begin
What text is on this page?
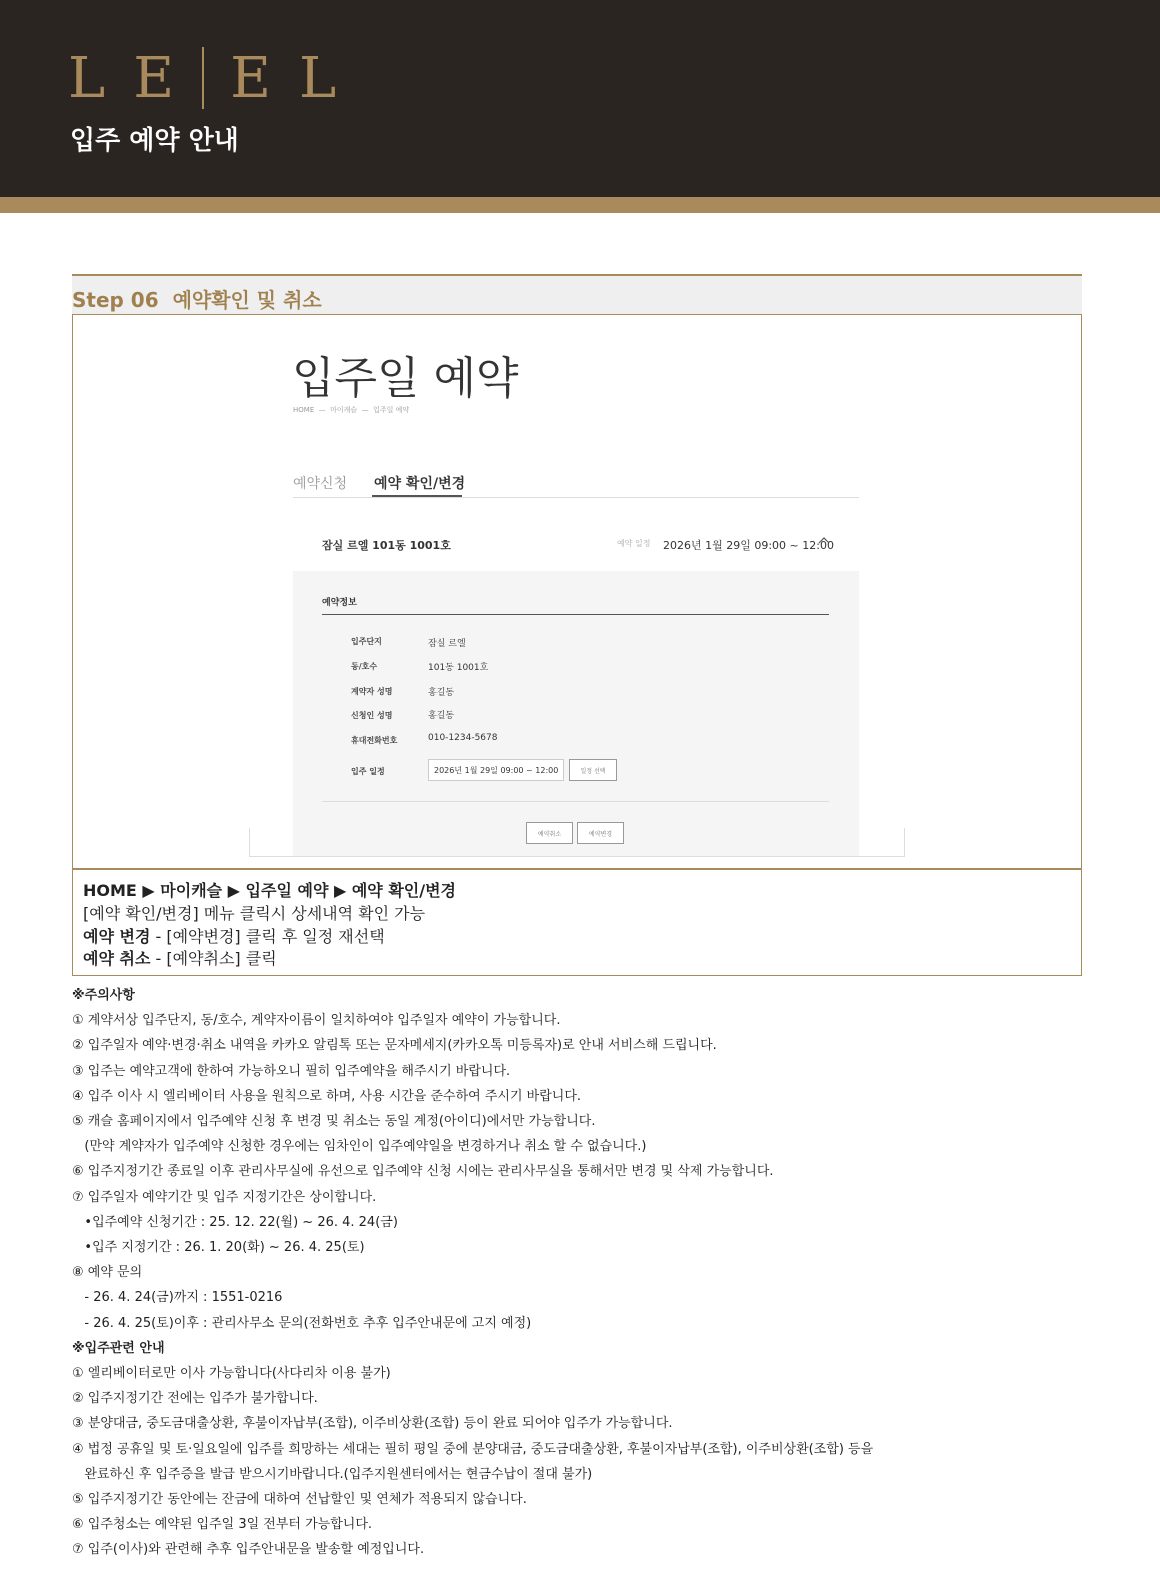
LE EL
입주 예약 안내
Step 06  예약확인 및 취소
입주일 예약
HOME  —  마이캐슬  —  입주일 예약
예약신청 예약 확인/변경
잠실 르엘 101동 1001호	예약 일정 2026년 1월 29일 09:00 ~ 12:00
예약정보
입주단지	잠실 르엘
동/호수	101동 1001호
계약자 성명	홍길동
신청인 성명	홍길동
휴대전화번호	010-1234-5678
입주 일정	2026년 1월 29일 09:00 ~ 12:00	일정 선택
예약취소	예약변경
HOME ▶ 마이캐슬 ▶ 입주일 예약 ▶ 예약 확인/변경
[예약 확인/변경] 메뉴 클릭시 상세내역 확인 가능
예약 변경 - [예약변경] 클릭 후 일정 재선택
예약 취소 - [예약취소] 클릭
※주의사항
① 계약서상 입주단지, 동/호수, 계약자이름이 일치하여야 입주일자 예약이 가능합니다.
② 입주일자 예약·변경·취소 내역을 카카오 알림톡 또는 문자메세지(카카오톡 미등록자)로 안내 서비스해 드립니다.
③ 입주는 예약고객에 한하여 가능하오니 필히 입주예약을 해주시기 바랍니다.
④ 입주 이사 시 엘리베이터 사용을 원칙으로 하며, 사용 시간을 준수하여 주시기 바랍니다.
⑤ 캐슬 홈페이지에서 입주예약 신청 후 변경 및 취소는 동일 계정(아이디)에서만 가능합니다.
(만약 계약자가 입주예약 신청한 경우에는 임차인이 입주예약일을 변경하거나 취소 할 수 없습니다.)
⑥ 입주지정기간 종료일 이후 관리사무실에 유선으로 입주예약 신청 시에는 관리사무실을 통해서만 변경 및 삭제 가능합니다.
⑦ 입주일자 예약기간 및 입주 지정기간은 상이합니다.
•입주예약 신청기간 : 25. 12. 22(월) ~ 26. 4. 24(금)
•입주 지정기간 : 26. 1. 20(화) ~ 26. 4. 25(토)
⑧ 예약 문의
- 26. 4. 24(금)까지 : 1551-0216
- 26. 4. 25(토)이후 : 관리사무소 문의(전화번호 추후 입주안내문에 고지 예정)
※입주관련 안내
① 엘리베이터로만 이사 가능합니다(사다리차 이용 불가)
② 입주지정기간 전에는 입주가 불가합니다.
③ 분양대금, 중도금대출상환, 후불이자납부(조합), 이주비상환(조합) 등이 완료 되어야 입주가 가능합니다.
④ 법정 공휴일 및 토·일요일에 입주를 희망하는 세대는 필히 평일 중에 분양대금, 중도금대출상환, 후불이자납부(조합), 이주비상환(조합) 등을
완료하신 후 입주증을 발급 받으시기바랍니다.(입주지원센터에서는 현금수납이 절대 불가)
⑤ 입주지정기간 동안에는 잔금에 대하여 선납할인 및 연체가 적용되지 않습니다.
⑥ 입주청소는 예약된 입주일 3일 전부터 가능합니다.
⑦ 입주(이사)와 관련해 추후 입주안내문을 발송할 예정입니다.
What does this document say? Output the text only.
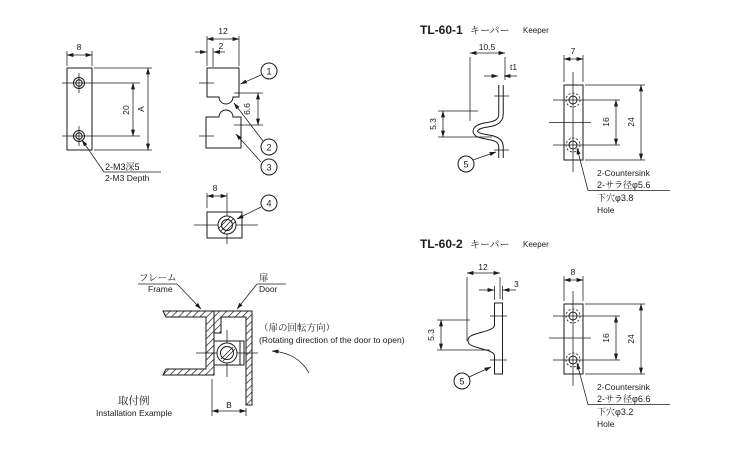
8
20 A
2-M3深5
2-M3 Depth
12
2
6.6
1
2
3
8
4
フレーム
Frame
扉
Door
（扉の回転方向）
(Rotating direction of the door to open)
取付例
Installation Example
B
TL-60-1 キーパー Keeper
10.5
t1
5.3
5
7
16 24
2-Countersink
2-サラ径φ5.6
下穴φ3.8
Hole
TL-60-2 キーパー Keeper
12
3
5.3
5
8
16 24
2-Countersink
2-サラ径φ6.6
下穴φ3.2
Hole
end
Requirements -> Return all the entries word for word, but omit any pictures they contain.

Complete answer ->
What text is on this page?
LE EL
입주 예약 안내
Step 06  예약확인 및 취소
입주일 예약
HOME  —  마이캐슬  —  입주일 예약
예약신청 예약 확인/변경
잠실 르엘 101동 1001호	예약 일정 2026년 1월 29일 09:00 ~ 12:00
예약정보
입주단지	잠실 르엘
동/호수	101동 1001호
계약자 성명	홍길동
신청인 성명	홍길동
휴대전화번호	010-1234-5678
입주 일정	2026년 1월 29일 09:00 ~ 12:00	일정 선택
예약취소	예약변경
HOME ▶ 마이캐슬 ▶ 입주일 예약 ▶ 예약 확인/변경
[예약 확인/변경] 메뉴 클릭시 상세내역 확인 가능
예약 변경 - [예약변경] 클릭 후 일정 재선택
예약 취소 - [예약취소] 클릭
※주의사항
① 계약서상 입주단지, 동/호수, 계약자이름이 일치하여야 입주일자 예약이 가능합니다.
② 입주일자 예약·변경·취소 내역을 카카오 알림톡 또는 문자메세지(카카오톡 미등록자)로 안내 서비스해 드립니다.
③ 입주는 예약고객에 한하여 가능하오니 필히 입주예약을 해주시기 바랍니다.
④ 입주 이사 시 엘리베이터 사용을 원칙으로 하며, 사용 시간을 준수하여 주시기 바랍니다.
⑤ 캐슬 홈페이지에서 입주예약 신청 후 변경 및 취소는 동일 계정(아이디)에서만 가능합니다.
(만약 계약자가 입주예약 신청한 경우에는 임차인이 입주예약일을 변경하거나 취소 할 수 없습니다.)
⑥ 입주지정기간 종료일 이후 관리사무실에 유선으로 입주예약 신청 시에는 관리사무실을 통해서만 변경 및 삭제 가능합니다.
⑦ 입주일자 예약기간 및 입주 지정기간은 상이합니다.
•입주예약 신청기간 : 25. 12. 22(월) ~ 26. 4. 24(금)
•입주 지정기간 : 26. 1. 20(화) ~ 26. 4. 25(토)
⑧ 예약 문의
- 26. 4. 24(금)까지 : 1551-0216
- 26. 4. 25(토)이후 : 관리사무소 문의(전화번호 추후 입주안내문에 고지 예정)
※입주관련 안내
① 엘리베이터로만 이사 가능합니다(사다리차 이용 불가)
② 입주지정기간 전에는 입주가 불가합니다.
③ 분양대금, 중도금대출상환, 후불이자납부(조합), 이주비상환(조합) 등이 완료 되어야 입주가 가능합니다.
④ 법정 공휴일 및 토·일요일에 입주를 희망하는 세대는 필히 평일 중에 분양대금, 중도금대출상환, 후불이자납부(조합), 이주비상환(조합) 등을
완료하신 후 입주증을 발급 받으시기바랍니다.(입주지원센터에서는 현금수납이 절대 불가)
⑤ 입주지정기간 동안에는 잔금에 대하여 선납할인 및 연체가 적용되지 않습니다.
⑥ 입주청소는 예약된 입주일 3일 전부터 가능합니다.
⑦ 입주(이사)와 관련해 추후 입주안내문을 발송할 예정입니다.
What does this document say? Output the text only.
8
20 A
2-M3深5
2-M3 Depth
12
2
6.6
1
2
3
8
4
フレーム
Frame
扉
Door
（扉の回転方向）
(Rotating direction of the door to open)
取付例
Installation Example
B
TL-60-1 キーパー Keeper
10.5
t1
5.3
5
7
16 24
2-Countersink
2-サラ径φ5.6
下穴φ3.8
Hole
TL-60-2 キーパー Keeper
12
3
5.3
5
8
16 24
2-Countersink
2-サラ径φ6.6
下穴φ3.2
Hole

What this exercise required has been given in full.